# Task to carry out:
Reproduce the records. Keep every word exact and include no images.

# Stored rows:
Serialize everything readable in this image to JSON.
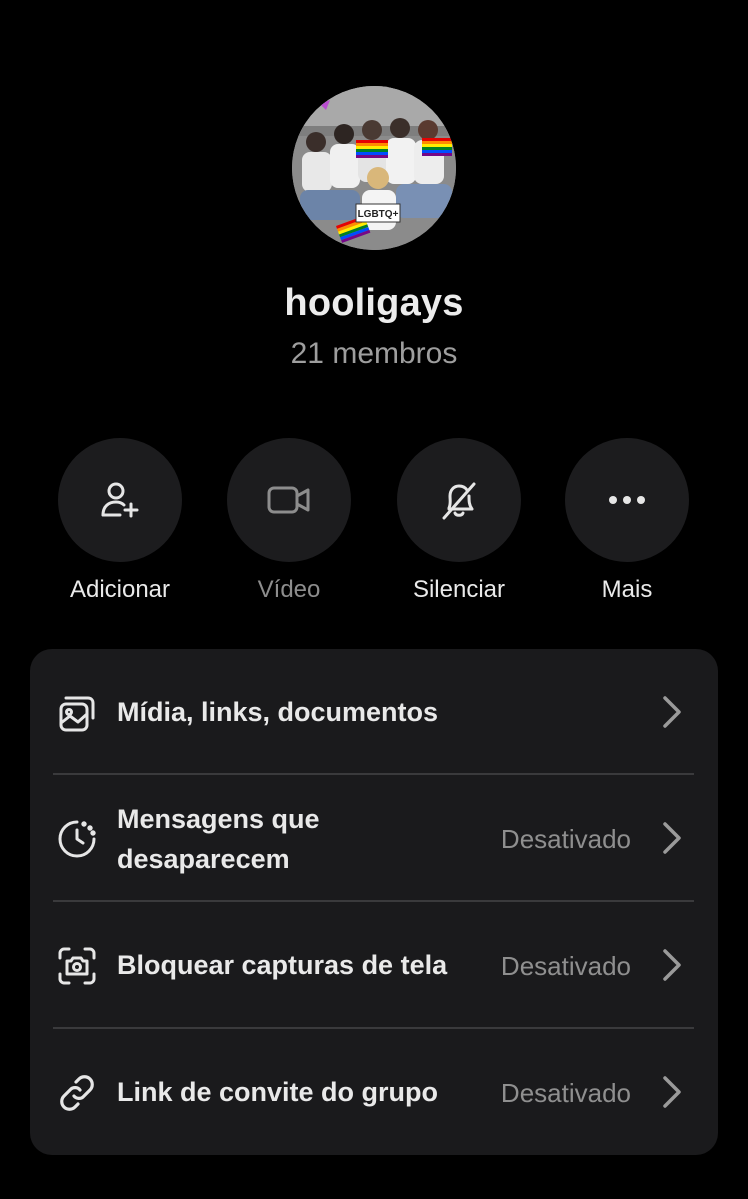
{
  "group": {
    "name": "hooligays",
    "member_count": "21 membros",
    "avatar_badge_text": "LGBTQ+"
  },
  "actions": [
    {
      "label": "Adicionar",
      "icon": "add-person-icon",
      "enabled": true
    },
    {
      "label": "Vídeo",
      "icon": "video-camera-icon",
      "enabled": false
    },
    {
      "label": "Silenciar",
      "icon": "bell-off-icon",
      "enabled": true
    },
    {
      "label": "Mais",
      "icon": "more-icon",
      "enabled": true
    }
  ],
  "settings": [
    {
      "title": "Mídia, links, documentos",
      "status": "",
      "icon": "media-icon"
    },
    {
      "title": "Mensagens que desaparecem",
      "title_line1": "Mensagens que",
      "title_line2": "desaparecem",
      "status": "Desativado",
      "icon": "timer-icon"
    },
    {
      "title": "Bloquear capturas de tela",
      "status": "Desativado",
      "icon": "screenshot-block-icon"
    },
    {
      "title": "Link de convite do grupo",
      "status": "Desativado",
      "icon": "link-icon"
    }
  ],
  "colors": {
    "background": "#000000",
    "surface": "#1a1a1c",
    "button_bg": "#1c1c1e",
    "text_primary": "#e9e9e9",
    "text_secondary": "#8f8f8f",
    "divider": "#3a3a3c"
  }
}
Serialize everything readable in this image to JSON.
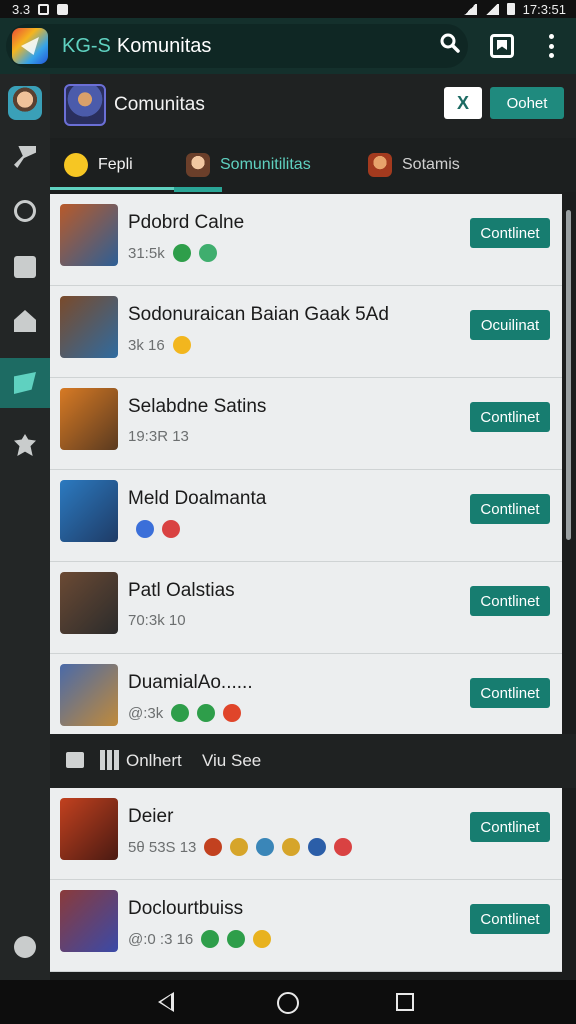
{
  "status": {
    "left_text": "3.3",
    "time": "17:3:51"
  },
  "appbar": {
    "title_prefix": "KG-S",
    "title": "Komunitas"
  },
  "header": {
    "title": "Comunitas",
    "close_label": "X",
    "top_button": "Oohet"
  },
  "tabs": [
    {
      "label": "Fepli"
    },
    {
      "label": "Somunitilitas"
    },
    {
      "label": "Sotamis"
    }
  ],
  "rows": [
    {
      "name": "Pdobrd Calne",
      "meta": "31:5k",
      "button": "Contlinet",
      "thumb": "#b85a2a",
      "thumb2": "#2d5f96",
      "dots": [
        "#2e9e4a",
        "#3fae6e"
      ]
    },
    {
      "name": "Sodonuraican Baian Gaak 5Ad",
      "meta": "3k 16",
      "button": "Ocuilinat",
      "thumb": "#7a4a2a",
      "thumb2": "#2f6ba0",
      "dots": [
        "#f2b61e"
      ]
    },
    {
      "name": "Selabdne Satins",
      "meta": "19:3R 13",
      "button": "Contlinet",
      "thumb": "#d77a24",
      "thumb2": "#5a3a20",
      "dots": []
    },
    {
      "name": "Meld Doalmanta",
      "meta": "",
      "button": "Contlinet",
      "thumb": "#2c7ac0",
      "thumb2": "#1e3b66",
      "dots": [
        "#3b6fd9",
        "#d94242"
      ]
    },
    {
      "name": "Patl Oalstias",
      "meta": "70:3k 10",
      "button": "Contlinet",
      "thumb": "#6b4a34",
      "thumb2": "#2b2b2b",
      "dots": []
    },
    {
      "name": "DuamialAo......",
      "meta": "@:3k",
      "button": "Contlinet",
      "thumb": "#4a6aa8",
      "thumb2": "#c08a3a",
      "dots": [
        "#2e9e4a",
        "#2e9e4a",
        "#e0452a"
      ]
    }
  ],
  "subbar": {
    "label1": "Onlhert",
    "label2": "Viu See"
  },
  "rows2": [
    {
      "name": "Deier",
      "meta": "5θ 53S 13",
      "button": "Contlinet",
      "thumb": "#c2411f",
      "thumb2": "#4a1a12",
      "dots": [
        "#c2411f",
        "#d6a52a",
        "#3a86b8",
        "#d6a52a",
        "#2b5ea8",
        "#d94242"
      ]
    },
    {
      "name": "Doclourtbuiss",
      "meta": "@:0 :3 16",
      "button": "Contlinet",
      "thumb": "#8a3a3a",
      "thumb2": "#3a4aa8",
      "dots": [
        "#2e9e4a",
        "#2e9e4a",
        "#e8b21e"
      ]
    }
  ],
  "icons": [
    "search-icon",
    "bookmark-icon",
    "more-icon",
    "back-icon",
    "home-icon",
    "recents-icon"
  ]
}
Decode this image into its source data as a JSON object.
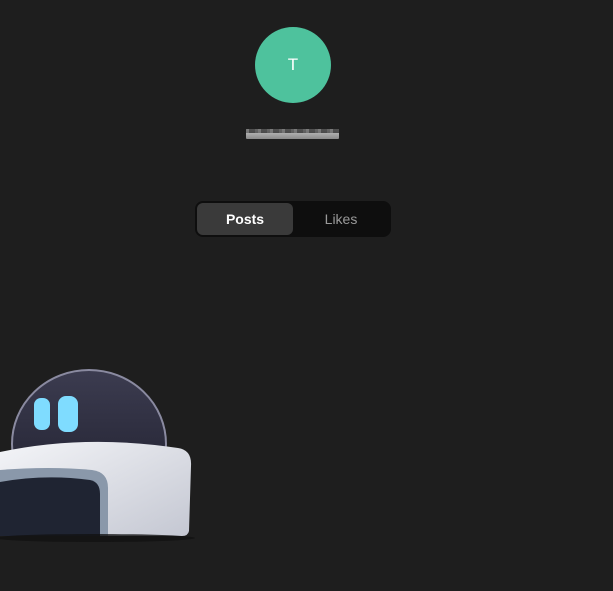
{
  "profile": {
    "avatar_initial": "T",
    "avatar_color": "#4ec29d",
    "username": "testuser"
  },
  "tabs": [
    {
      "label": "Posts",
      "selected": true
    },
    {
      "label": "Likes",
      "selected": false
    }
  ],
  "illustration": {
    "icon": "robot-mascot-icon"
  }
}
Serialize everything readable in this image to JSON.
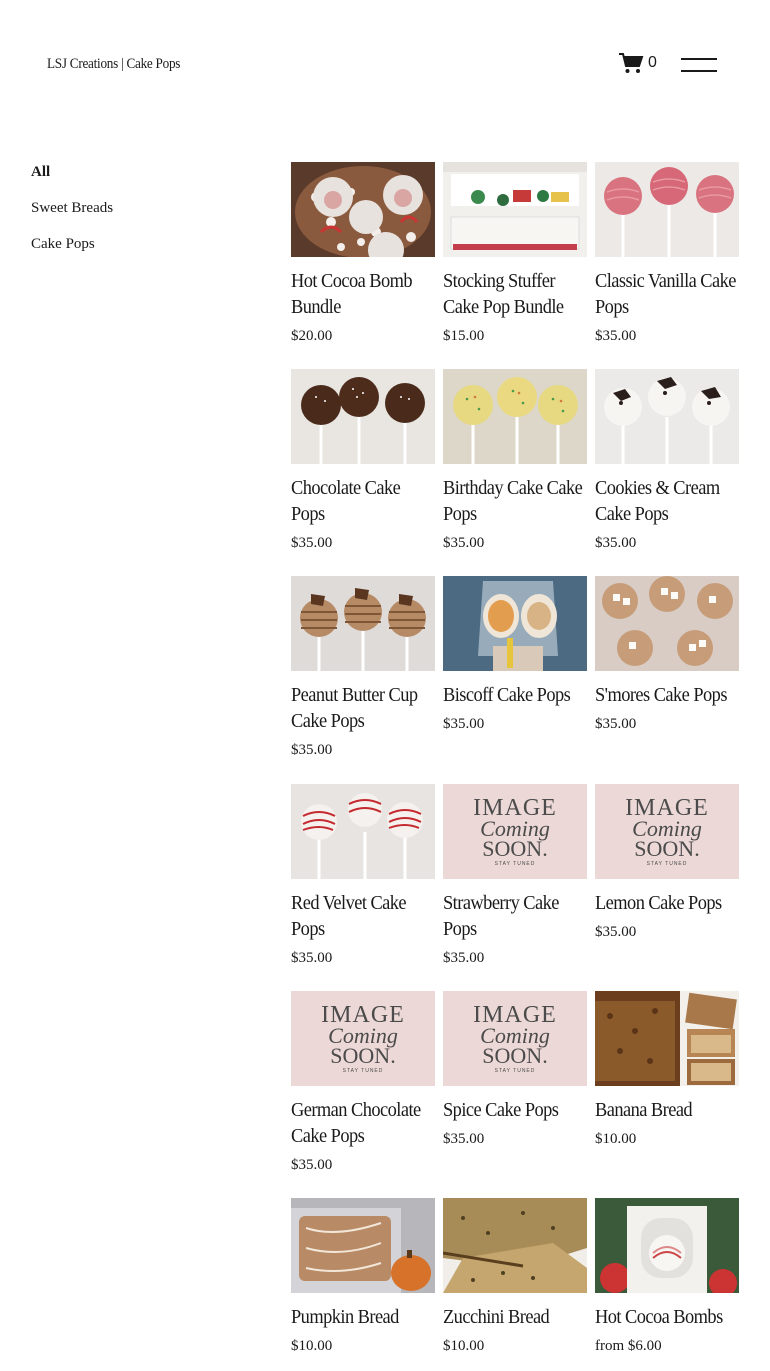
{
  "header": {
    "site_title": "LSJ Creations | Cake Pops",
    "cart_count": "0"
  },
  "sidebar": {
    "categories": [
      {
        "label": "All",
        "active": true
      },
      {
        "label": "Sweet Breads",
        "active": false
      },
      {
        "label": "Cake Pops",
        "active": false
      }
    ]
  },
  "products": [
    {
      "title": "Hot Cocoa Bomb Bundle",
      "price": "$20.00",
      "image": "cocoa-bundle"
    },
    {
      "title": "Stocking Stuffer Cake Pop Bundle",
      "price": "$15.00",
      "image": "stocking-box"
    },
    {
      "title": "Classic Vanilla Cake Pops",
      "price": "$35.00",
      "image": "pink-pops"
    },
    {
      "title": "Chocolate Cake Pops",
      "price": "$35.00",
      "image": "chocolate-pops"
    },
    {
      "title": "Birthday Cake Cake Pops",
      "price": "$35.00",
      "image": "yellow-sprinkle-pops"
    },
    {
      "title": "Cookies & Cream Cake Pops",
      "price": "$35.00",
      "image": "oreo-pops"
    },
    {
      "title": "Peanut Butter Cup Cake Pops",
      "price": "$35.00",
      "image": "pb-pops"
    },
    {
      "title": "Biscoff Cake Pops",
      "price": "$35.00",
      "image": "biscoff-pop"
    },
    {
      "title": "S'mores Cake Pops",
      "price": "$35.00",
      "image": "smores"
    },
    {
      "title": "Red Velvet Cake Pops",
      "price": "$35.00",
      "image": "red-stripe-pops"
    },
    {
      "title": "Strawberry Cake Pops",
      "price": "$35.00",
      "image": "coming-soon"
    },
    {
      "title": "Lemon Cake Pops",
      "price": "$35.00",
      "image": "coming-soon"
    },
    {
      "title": "German Chocolate Cake Pops",
      "price": "$35.00",
      "image": "coming-soon"
    },
    {
      "title": "Spice Cake Pops",
      "price": "$35.00",
      "image": "coming-soon"
    },
    {
      "title": "Banana Bread",
      "price": "$10.00",
      "image": "banana-bread"
    },
    {
      "title": "Pumpkin Bread",
      "price": "$10.00",
      "image": "pumpkin-bread"
    },
    {
      "title": "Zucchini Bread",
      "price": "$10.00",
      "image": "zucchini-bread"
    },
    {
      "title": "Hot Cocoa Bombs",
      "price": "from $6.00",
      "image": "cocoa-bomb-box"
    }
  ],
  "placeholder_image": {
    "line1": "IMAGE",
    "line2": "Coming",
    "line3": "SOON.",
    "line4": "STAY TUNED"
  }
}
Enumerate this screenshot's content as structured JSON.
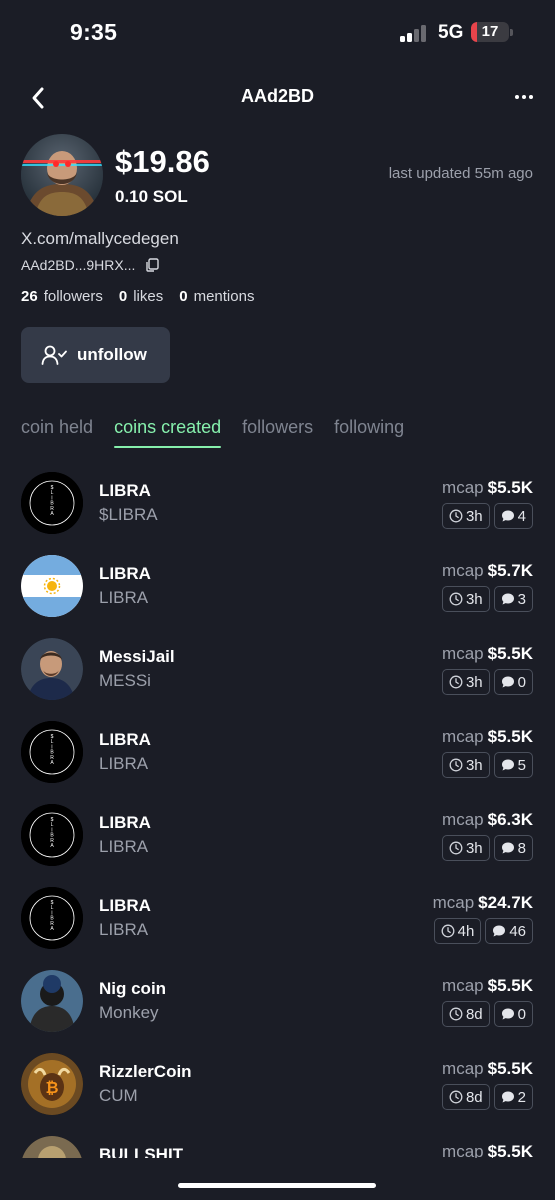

# The output:
Serialize everything readable in this image to JSON.
{
  "group": {
    "name": "hooligays",
    "member_count": "21 membros",
    "avatar_badge_text": "LGBTQ+"
  },
  "actions": [
    {
      "label": "Adicionar",
      "icon": "add-person-icon",
      "enabled": true
    },
    {
      "label": "Vídeo",
      "icon": "video-camera-icon",
      "enabled": false
    },
    {
      "label": "Silenciar",
      "icon": "bell-off-icon",
      "enabled": true
    },
    {
      "label": "Mais",
      "icon": "more-icon",
      "enabled": true
    }
  ],
  "settings": [
    {
      "title": "Mídia, links, documentos",
      "status": "",
      "icon": "media-icon"
    },
    {
      "title": "Mensagens que desaparecem",
      "title_line1": "Mensagens que",
      "title_line2": "desaparecem",
      "status": "Desativado",
      "icon": "timer-icon"
    },
    {
      "title": "Bloquear capturas de tela",
      "status": "Desativado",
      "icon": "screenshot-block-icon"
    },
    {
      "title": "Link de convite do grupo",
      "status": "Desativado",
      "icon": "link-icon"
    }
  ],
  "colors": {
    "background": "#000000",
    "surface": "#1a1a1c",
    "button_bg": "#1c1c1e",
    "text_primary": "#e9e9e9",
    "text_secondary": "#8f8f8f",
    "divider": "#3a3a3c"
  }
}
Serialize everything readable in this image to JSON.
{
  "status": {
    "left_text": "3.3",
    "time": "17:3:51"
  },
  "appbar": {
    "title_prefix": "KG-S",
    "title": "Komunitas"
  },
  "header": {
    "title": "Comunitas",
    "close_label": "X",
    "top_button": "Oohet"
  },
  "tabs": [
    {
      "label": "Fepli"
    },
    {
      "label": "Somunitilitas"
    },
    {
      "label": "Sotamis"
    }
  ],
  "rows": [
    {
      "name": "Pdobrd Calne",
      "meta": "31:5k",
      "button": "Contlinet",
      "thumb": "#b85a2a",
      "thumb2": "#2d5f96",
      "dots": [
        "#2e9e4a",
        "#3fae6e"
      ]
    },
    {
      "name": "Sodonuraican Baian Gaak 5Ad",
      "meta": "3k 16",
      "button": "Ocuilinat",
      "thumb": "#7a4a2a",
      "thumb2": "#2f6ba0",
      "dots": [
        "#f2b61e"
      ]
    },
    {
      "name": "Selabdne Satins",
      "meta": "19:3R 13",
      "button": "Contlinet",
      "thumb": "#d77a24",
      "thumb2": "#5a3a20",
      "dots": []
    },
    {
      "name": "Meld Doalmanta",
      "meta": "",
      "button": "Contlinet",
      "thumb": "#2c7ac0",
      "thumb2": "#1e3b66",
      "dots": [
        "#3b6fd9",
        "#d94242"
      ]
    },
    {
      "name": "Patl Oalstias",
      "meta": "70:3k 10",
      "button": "Contlinet",
      "thumb": "#6b4a34",
      "thumb2": "#2b2b2b",
      "dots": []
    },
    {
      "name": "DuamialAo......",
      "meta": "@:3k",
      "button": "Contlinet",
      "thumb": "#4a6aa8",
      "thumb2": "#c08a3a",
      "dots": [
        "#2e9e4a",
        "#2e9e4a",
        "#e0452a"
      ]
    }
  ],
  "subbar": {
    "label1": "Onlhert",
    "label2": "Viu See"
  },
  "rows2": [
    {
      "name": "Deier",
      "meta": "5θ 53S 13",
      "button": "Contlinet",
      "thumb": "#c2411f",
      "thumb2": "#4a1a12",
      "dots": [
        "#c2411f",
        "#d6a52a",
        "#3a86b8",
        "#d6a52a",
        "#2b5ea8",
        "#d94242"
      ]
    },
    {
      "name": "Doclourtbuiss",
      "meta": "@:0 :3 16",
      "button": "Contlinet",
      "thumb": "#8a3a3a",
      "thumb2": "#3a4aa8",
      "dots": [
        "#2e9e4a",
        "#2e9e4a",
        "#e8b21e"
      ]
    }
  ],
  "icons": [
    "search-icon",
    "bookmark-icon",
    "more-icon",
    "back-icon",
    "home-icon",
    "recents-icon"
  ]
}
Decode this image into its source data as a JSON object.
{
  "profile": {
    "avatar_initial": "T",
    "avatar_color": "#4ec29d",
    "username": "testuser"
  },
  "tabs": [
    {
      "label": "Posts",
      "selected": true
    },
    {
      "label": "Likes",
      "selected": false
    }
  ],
  "illustration": {
    "icon": "robot-mascot-icon"
  }
}
Serialize everything readable in this image to JSON.
{
  "header": {
    "site_title": "LSJ Creations | Cake Pops",
    "cart_count": "0"
  },
  "sidebar": {
    "categories": [
      {
        "label": "All",
        "active": true
      },
      {
        "label": "Sweet Breads",
        "active": false
      },
      {
        "label": "Cake Pops",
        "active": false
      }
    ]
  },
  "products": [
    {
      "title": "Hot Cocoa Bomb Bundle",
      "price": "$20.00",
      "image": "cocoa-bundle"
    },
    {
      "title": "Stocking Stuffer Cake Pop Bundle",
      "price": "$15.00",
      "image": "stocking-box"
    },
    {
      "title": "Classic Vanilla Cake Pops",
      "price": "$35.00",
      "image": "pink-pops"
    },
    {
      "title": "Chocolate Cake Pops",
      "price": "$35.00",
      "image": "chocolate-pops"
    },
    {
      "title": "Birthday Cake Cake Pops",
      "price": "$35.00",
      "image": "yellow-sprinkle-pops"
    },
    {
      "title": "Cookies & Cream Cake Pops",
      "price": "$35.00",
      "image": "oreo-pops"
    },
    {
      "title": "Peanut Butter Cup Cake Pops",
      "price": "$35.00",
      "image": "pb-pops"
    },
    {
      "title": "Biscoff Cake Pops",
      "price": "$35.00",
      "image": "biscoff-pop"
    },
    {
      "title": "S'mores Cake Pops",
      "price": "$35.00",
      "image": "smores"
    },
    {
      "title": "Red Velvet Cake Pops",
      "price": "$35.00",
      "image": "red-stripe-pops"
    },
    {
      "title": "Strawberry Cake Pops",
      "price": "$35.00",
      "image": "coming-soon"
    },
    {
      "title": "Lemon Cake Pops",
      "price": "$35.00",
      "image": "coming-soon"
    },
    {
      "title": "German Chocolate Cake Pops",
      "price": "$35.00",
      "image": "coming-soon"
    },
    {
      "title": "Spice Cake Pops",
      "price": "$35.00",
      "image": "coming-soon"
    },
    {
      "title": "Banana Bread",
      "price": "$10.00",
      "image": "banana-bread"
    },
    {
      "title": "Pumpkin Bread",
      "price": "$10.00",
      "image": "pumpkin-bread"
    },
    {
      "title": "Zucchini Bread",
      "price": "$10.00",
      "image": "zucchini-bread"
    },
    {
      "title": "Hot Cocoa Bombs",
      "price": "from $6.00",
      "image": "cocoa-bomb-box"
    }
  ],
  "placeholder_image": {
    "line1": "IMAGE",
    "line2": "Coming",
    "line3": "SOON.",
    "line4": "STAY TUNED"
  }
}
Enumerate this screenshot's content as structured JSON.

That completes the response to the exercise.